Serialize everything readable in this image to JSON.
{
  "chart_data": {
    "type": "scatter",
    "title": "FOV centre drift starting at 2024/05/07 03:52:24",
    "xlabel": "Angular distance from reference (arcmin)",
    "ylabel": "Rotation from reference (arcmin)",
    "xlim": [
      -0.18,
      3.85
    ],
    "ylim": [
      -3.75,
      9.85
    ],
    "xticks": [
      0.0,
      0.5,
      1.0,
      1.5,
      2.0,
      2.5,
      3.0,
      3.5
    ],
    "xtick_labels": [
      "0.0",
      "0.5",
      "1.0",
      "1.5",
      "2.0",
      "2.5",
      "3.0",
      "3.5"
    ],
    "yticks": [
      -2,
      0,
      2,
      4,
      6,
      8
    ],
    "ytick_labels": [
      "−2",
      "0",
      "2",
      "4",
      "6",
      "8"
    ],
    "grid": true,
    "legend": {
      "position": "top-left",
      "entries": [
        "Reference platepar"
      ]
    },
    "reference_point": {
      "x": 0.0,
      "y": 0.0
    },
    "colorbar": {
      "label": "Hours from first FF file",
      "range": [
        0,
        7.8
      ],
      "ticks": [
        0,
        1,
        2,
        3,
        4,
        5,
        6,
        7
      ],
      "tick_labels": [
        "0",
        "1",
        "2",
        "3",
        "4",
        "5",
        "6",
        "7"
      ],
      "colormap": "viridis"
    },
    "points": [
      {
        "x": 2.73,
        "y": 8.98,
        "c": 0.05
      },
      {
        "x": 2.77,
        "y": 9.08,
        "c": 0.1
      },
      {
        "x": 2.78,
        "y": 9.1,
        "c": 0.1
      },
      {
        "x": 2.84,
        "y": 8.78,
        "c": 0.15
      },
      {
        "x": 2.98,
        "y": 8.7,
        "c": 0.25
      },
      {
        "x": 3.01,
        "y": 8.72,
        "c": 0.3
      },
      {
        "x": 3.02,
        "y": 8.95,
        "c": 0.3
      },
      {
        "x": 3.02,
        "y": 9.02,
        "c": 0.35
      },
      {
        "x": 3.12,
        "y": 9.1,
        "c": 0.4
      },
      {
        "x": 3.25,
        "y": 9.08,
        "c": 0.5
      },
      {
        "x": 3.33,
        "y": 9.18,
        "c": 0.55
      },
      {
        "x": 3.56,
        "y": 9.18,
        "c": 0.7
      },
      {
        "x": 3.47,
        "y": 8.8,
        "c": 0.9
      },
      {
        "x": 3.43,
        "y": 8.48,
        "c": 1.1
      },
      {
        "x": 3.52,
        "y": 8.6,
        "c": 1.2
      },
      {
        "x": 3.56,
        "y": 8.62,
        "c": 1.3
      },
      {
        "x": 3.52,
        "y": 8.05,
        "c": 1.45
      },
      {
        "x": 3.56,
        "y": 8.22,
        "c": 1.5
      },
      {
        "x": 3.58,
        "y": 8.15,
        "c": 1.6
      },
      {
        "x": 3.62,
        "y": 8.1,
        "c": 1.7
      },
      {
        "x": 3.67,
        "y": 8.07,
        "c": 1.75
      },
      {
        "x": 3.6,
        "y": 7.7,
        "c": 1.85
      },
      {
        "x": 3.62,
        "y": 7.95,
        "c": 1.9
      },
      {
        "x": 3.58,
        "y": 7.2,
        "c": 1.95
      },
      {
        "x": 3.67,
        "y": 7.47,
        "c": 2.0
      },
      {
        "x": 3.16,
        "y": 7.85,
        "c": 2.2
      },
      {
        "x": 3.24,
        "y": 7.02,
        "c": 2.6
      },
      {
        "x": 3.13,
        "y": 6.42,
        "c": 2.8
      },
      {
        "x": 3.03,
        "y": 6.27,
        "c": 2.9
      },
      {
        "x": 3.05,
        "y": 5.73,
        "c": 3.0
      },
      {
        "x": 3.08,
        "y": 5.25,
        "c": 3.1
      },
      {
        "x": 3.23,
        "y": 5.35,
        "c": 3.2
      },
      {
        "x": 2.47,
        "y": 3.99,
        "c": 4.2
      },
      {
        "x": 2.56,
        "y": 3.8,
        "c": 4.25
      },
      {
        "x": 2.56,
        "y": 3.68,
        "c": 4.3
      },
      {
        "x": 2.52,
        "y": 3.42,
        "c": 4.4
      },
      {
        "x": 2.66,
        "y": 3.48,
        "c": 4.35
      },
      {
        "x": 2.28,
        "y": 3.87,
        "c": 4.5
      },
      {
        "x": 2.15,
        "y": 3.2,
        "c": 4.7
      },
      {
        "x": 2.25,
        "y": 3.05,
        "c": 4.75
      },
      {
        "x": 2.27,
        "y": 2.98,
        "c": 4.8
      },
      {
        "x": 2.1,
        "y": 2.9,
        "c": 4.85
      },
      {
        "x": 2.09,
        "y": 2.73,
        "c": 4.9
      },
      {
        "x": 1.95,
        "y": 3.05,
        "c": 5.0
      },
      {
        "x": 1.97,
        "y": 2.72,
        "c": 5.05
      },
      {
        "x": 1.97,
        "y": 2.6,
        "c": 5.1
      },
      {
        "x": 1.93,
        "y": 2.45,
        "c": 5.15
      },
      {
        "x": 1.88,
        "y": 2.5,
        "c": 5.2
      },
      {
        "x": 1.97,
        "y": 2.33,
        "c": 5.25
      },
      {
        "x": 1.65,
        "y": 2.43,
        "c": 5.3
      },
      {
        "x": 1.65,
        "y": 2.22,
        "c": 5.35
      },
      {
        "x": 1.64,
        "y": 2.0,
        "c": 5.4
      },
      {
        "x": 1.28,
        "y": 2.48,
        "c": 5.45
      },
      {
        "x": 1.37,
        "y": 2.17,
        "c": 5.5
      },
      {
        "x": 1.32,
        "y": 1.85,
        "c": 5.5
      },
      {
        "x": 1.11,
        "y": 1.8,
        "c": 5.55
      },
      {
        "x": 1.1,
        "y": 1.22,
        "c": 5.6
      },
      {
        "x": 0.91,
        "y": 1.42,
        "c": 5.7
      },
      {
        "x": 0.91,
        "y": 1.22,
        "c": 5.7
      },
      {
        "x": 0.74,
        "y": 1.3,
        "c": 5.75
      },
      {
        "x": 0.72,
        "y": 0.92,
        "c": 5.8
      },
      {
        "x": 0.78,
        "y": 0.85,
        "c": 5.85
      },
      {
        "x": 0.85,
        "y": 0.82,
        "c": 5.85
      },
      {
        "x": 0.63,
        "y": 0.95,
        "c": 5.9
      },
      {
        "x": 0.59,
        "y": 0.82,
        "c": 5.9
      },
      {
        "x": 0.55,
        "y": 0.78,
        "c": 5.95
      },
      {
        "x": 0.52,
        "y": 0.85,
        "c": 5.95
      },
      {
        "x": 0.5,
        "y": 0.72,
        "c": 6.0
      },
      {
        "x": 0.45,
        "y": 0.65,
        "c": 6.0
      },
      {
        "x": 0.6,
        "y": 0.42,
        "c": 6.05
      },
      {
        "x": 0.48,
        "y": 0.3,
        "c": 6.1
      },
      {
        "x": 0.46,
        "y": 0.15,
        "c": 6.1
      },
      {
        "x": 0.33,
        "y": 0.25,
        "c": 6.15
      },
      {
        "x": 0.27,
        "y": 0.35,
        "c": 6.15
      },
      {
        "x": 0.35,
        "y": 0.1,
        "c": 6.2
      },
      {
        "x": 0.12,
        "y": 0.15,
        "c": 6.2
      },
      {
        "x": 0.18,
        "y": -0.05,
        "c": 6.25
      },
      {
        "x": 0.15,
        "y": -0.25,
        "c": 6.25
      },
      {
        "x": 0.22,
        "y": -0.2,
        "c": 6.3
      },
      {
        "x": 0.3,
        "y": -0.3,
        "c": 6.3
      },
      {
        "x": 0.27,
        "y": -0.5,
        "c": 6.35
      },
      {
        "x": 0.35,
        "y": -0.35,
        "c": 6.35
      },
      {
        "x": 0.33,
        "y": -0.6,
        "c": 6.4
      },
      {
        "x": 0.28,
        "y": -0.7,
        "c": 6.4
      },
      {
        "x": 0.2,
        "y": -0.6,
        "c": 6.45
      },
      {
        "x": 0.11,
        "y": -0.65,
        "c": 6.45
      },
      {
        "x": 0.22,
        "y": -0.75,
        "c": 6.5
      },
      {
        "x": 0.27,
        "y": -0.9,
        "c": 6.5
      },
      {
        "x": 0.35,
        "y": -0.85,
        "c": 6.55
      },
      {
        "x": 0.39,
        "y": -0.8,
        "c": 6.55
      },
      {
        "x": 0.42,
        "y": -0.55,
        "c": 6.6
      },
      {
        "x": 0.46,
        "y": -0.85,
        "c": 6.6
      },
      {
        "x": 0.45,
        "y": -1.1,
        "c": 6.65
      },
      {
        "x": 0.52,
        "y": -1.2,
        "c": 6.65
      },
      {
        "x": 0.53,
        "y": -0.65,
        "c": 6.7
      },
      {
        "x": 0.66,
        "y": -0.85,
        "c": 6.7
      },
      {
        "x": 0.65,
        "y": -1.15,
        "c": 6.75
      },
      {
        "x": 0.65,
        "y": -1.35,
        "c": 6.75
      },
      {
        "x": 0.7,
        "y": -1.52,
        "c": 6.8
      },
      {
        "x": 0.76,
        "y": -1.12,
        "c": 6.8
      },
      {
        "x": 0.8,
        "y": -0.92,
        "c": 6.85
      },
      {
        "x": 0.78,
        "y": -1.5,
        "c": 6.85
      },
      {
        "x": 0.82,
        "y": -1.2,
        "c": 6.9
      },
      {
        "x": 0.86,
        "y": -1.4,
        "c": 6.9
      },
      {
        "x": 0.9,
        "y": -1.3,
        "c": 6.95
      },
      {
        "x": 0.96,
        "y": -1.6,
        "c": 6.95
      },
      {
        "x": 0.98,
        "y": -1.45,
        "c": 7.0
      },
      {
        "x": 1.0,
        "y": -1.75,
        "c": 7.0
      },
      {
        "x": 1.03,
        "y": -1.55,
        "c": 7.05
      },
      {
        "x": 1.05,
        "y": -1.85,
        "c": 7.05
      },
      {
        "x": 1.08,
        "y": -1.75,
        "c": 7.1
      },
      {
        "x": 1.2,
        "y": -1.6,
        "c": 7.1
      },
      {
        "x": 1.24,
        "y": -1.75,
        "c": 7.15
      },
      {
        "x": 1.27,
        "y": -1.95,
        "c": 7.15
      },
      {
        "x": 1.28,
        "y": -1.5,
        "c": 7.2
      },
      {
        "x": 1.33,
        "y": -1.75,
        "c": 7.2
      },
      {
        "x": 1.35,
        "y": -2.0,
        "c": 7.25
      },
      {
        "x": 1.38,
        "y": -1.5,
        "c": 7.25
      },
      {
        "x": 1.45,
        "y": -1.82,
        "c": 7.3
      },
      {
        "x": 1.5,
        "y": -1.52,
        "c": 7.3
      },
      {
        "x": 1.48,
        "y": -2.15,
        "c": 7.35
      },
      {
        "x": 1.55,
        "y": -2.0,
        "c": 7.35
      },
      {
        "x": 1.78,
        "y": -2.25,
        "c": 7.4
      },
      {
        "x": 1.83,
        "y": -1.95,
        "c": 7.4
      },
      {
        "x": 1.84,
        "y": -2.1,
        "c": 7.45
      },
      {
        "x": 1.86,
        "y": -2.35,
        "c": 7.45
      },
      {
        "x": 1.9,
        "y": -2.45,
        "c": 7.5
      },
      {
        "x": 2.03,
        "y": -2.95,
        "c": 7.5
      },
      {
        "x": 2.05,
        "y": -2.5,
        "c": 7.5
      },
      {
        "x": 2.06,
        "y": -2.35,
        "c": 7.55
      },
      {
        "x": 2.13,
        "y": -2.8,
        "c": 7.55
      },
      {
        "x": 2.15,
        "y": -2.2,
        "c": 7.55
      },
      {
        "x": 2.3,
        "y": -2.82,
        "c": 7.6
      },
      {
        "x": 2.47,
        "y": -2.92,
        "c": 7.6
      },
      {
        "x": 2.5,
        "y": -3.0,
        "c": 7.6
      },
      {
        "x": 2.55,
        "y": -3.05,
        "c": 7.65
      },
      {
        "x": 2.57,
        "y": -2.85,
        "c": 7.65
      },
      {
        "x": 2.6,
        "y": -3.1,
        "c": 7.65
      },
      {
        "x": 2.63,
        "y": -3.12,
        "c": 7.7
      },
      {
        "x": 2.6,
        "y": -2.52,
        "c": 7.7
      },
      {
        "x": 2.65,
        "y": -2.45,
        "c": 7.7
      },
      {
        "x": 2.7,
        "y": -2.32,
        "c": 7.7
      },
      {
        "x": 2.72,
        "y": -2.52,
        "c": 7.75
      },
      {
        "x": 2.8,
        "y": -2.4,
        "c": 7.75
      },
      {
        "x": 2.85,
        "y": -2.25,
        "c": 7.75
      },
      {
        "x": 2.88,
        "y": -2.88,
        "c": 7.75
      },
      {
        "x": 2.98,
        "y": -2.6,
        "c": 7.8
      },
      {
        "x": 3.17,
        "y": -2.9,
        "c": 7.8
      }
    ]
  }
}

========

State the count of lines holding the string "from" in the listing above, and nothing else.

Exercise result: 3